■ **WHAT YOU SHOULD DO**
Please edit the items from the line containing "Identify all the" through the line containing "rates-title: TASAS ANUALIZADAS", changing "table-row" to "data-row" and leaving everything else as it is.

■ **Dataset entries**
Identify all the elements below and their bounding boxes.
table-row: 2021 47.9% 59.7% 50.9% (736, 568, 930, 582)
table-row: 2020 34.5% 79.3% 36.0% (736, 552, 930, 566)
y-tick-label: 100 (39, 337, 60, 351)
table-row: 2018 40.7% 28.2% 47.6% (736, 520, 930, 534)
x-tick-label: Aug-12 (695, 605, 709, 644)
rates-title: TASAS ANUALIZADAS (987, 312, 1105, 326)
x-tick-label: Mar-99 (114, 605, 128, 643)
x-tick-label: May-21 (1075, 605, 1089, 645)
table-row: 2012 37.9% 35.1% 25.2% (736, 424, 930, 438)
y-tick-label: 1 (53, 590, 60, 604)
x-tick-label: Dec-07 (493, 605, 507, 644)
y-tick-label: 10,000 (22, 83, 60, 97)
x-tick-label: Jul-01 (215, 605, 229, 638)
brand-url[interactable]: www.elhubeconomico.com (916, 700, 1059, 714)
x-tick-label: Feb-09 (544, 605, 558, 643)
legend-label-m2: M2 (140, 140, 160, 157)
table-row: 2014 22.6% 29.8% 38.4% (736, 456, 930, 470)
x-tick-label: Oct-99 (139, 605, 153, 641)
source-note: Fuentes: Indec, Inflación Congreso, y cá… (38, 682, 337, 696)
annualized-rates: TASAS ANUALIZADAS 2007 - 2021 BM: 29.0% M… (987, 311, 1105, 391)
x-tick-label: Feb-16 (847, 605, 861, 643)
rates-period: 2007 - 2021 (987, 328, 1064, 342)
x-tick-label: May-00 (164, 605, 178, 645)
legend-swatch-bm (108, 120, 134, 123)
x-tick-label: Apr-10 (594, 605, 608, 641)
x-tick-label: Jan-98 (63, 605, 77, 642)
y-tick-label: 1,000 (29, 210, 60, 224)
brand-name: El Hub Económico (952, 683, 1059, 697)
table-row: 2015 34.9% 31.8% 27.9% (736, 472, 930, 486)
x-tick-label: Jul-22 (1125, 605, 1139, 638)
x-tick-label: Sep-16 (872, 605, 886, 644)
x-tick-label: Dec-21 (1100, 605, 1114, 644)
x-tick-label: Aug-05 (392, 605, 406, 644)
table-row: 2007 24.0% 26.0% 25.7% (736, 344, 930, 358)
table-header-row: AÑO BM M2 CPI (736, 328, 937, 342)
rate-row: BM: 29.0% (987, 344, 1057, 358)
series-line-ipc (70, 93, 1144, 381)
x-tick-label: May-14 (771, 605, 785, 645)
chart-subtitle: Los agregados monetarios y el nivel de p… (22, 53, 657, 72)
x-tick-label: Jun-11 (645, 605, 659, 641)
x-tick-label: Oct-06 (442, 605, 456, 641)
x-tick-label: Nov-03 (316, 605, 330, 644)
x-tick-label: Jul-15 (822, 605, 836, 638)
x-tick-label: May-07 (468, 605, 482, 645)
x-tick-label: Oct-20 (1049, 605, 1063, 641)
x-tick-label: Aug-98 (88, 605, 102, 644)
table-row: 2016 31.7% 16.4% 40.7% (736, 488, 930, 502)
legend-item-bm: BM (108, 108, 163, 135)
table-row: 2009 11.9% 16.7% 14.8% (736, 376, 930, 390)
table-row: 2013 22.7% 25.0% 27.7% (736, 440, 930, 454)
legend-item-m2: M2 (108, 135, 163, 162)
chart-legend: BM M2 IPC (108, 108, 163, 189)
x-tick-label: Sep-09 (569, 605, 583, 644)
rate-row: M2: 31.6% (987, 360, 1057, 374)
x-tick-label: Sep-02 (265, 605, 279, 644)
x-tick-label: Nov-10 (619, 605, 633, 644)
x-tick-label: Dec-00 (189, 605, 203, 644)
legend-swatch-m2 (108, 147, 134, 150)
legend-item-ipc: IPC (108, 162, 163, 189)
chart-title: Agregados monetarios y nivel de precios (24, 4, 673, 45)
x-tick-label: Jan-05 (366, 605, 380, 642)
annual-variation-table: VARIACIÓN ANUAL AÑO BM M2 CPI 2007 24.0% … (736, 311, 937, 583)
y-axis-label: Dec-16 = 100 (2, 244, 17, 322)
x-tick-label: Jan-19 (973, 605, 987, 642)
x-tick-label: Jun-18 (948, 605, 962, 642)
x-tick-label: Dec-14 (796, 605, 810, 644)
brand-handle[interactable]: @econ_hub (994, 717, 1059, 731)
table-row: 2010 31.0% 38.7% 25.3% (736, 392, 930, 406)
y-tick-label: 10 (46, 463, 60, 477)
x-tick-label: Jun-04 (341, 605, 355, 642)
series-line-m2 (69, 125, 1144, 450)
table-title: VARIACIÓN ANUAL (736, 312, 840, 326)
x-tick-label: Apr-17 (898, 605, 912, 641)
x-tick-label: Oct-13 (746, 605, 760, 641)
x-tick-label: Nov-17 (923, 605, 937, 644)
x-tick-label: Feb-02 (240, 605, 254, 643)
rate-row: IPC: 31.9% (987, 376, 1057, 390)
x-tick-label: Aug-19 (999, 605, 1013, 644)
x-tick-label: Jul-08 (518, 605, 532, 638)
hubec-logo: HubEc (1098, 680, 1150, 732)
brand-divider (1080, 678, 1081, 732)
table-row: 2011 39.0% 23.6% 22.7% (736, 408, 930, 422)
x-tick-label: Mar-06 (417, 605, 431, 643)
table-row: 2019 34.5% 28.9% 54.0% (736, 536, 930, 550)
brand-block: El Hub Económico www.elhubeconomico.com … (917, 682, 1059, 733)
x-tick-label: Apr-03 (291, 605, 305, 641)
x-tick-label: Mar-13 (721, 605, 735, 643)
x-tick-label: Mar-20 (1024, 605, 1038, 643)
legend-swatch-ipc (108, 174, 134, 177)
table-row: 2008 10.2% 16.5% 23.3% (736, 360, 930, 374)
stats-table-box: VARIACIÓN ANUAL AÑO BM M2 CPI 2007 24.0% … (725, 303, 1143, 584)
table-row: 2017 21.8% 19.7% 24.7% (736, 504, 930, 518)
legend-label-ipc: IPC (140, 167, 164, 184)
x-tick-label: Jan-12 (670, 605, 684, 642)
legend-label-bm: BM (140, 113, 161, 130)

* * *

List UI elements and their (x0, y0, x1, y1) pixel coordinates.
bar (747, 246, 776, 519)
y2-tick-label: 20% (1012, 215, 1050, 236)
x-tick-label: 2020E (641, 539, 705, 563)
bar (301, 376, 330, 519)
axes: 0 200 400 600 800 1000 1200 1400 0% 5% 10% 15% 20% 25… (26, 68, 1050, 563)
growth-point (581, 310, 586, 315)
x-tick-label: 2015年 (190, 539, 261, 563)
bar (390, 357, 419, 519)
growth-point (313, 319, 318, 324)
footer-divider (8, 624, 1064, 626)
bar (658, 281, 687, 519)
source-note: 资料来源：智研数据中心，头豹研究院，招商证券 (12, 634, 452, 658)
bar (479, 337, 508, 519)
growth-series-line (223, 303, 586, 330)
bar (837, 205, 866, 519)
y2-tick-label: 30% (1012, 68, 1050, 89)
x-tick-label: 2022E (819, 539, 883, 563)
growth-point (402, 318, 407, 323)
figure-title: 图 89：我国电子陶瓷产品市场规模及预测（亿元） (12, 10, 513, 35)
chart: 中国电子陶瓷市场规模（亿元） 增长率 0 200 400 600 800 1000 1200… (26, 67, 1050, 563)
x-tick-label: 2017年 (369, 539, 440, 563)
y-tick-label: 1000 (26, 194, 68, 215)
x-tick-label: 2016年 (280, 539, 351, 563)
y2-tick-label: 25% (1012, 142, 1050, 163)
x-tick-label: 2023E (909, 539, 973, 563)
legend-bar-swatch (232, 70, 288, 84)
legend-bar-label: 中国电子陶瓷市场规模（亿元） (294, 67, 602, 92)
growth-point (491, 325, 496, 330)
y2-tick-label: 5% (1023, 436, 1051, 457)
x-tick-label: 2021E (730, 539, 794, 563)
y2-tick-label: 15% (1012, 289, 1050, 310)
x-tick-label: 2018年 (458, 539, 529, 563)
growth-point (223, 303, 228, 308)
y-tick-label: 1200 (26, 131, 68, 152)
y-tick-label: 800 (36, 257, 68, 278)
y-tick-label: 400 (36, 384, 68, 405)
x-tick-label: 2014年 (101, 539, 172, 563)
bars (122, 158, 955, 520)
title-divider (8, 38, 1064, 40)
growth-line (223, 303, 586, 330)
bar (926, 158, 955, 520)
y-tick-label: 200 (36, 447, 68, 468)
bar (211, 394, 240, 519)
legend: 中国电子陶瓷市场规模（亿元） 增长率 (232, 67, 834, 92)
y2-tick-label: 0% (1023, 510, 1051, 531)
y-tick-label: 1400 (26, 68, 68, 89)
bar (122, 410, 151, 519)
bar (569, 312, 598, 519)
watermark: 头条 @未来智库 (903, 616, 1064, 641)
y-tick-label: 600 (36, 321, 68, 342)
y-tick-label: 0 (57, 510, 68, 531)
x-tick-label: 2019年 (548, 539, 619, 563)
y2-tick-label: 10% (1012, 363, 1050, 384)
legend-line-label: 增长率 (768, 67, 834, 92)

■ **PROBLEM SOLUTION**
Identify all the elements below and their bounding boxes.
data-row: 2021 47.9% 59.7% 50.9% (736, 568, 930, 582)
data-row: 2020 34.5% 79.3% 36.0% (736, 552, 930, 566)
y-tick-label: 100 (39, 337, 60, 351)
data-row: 2018 40.7% 28.2% 47.6% (736, 520, 930, 534)
x-tick-label: Aug-12 (695, 605, 709, 644)
rates-title: TASAS ANUALIZADAS (987, 312, 1105, 326)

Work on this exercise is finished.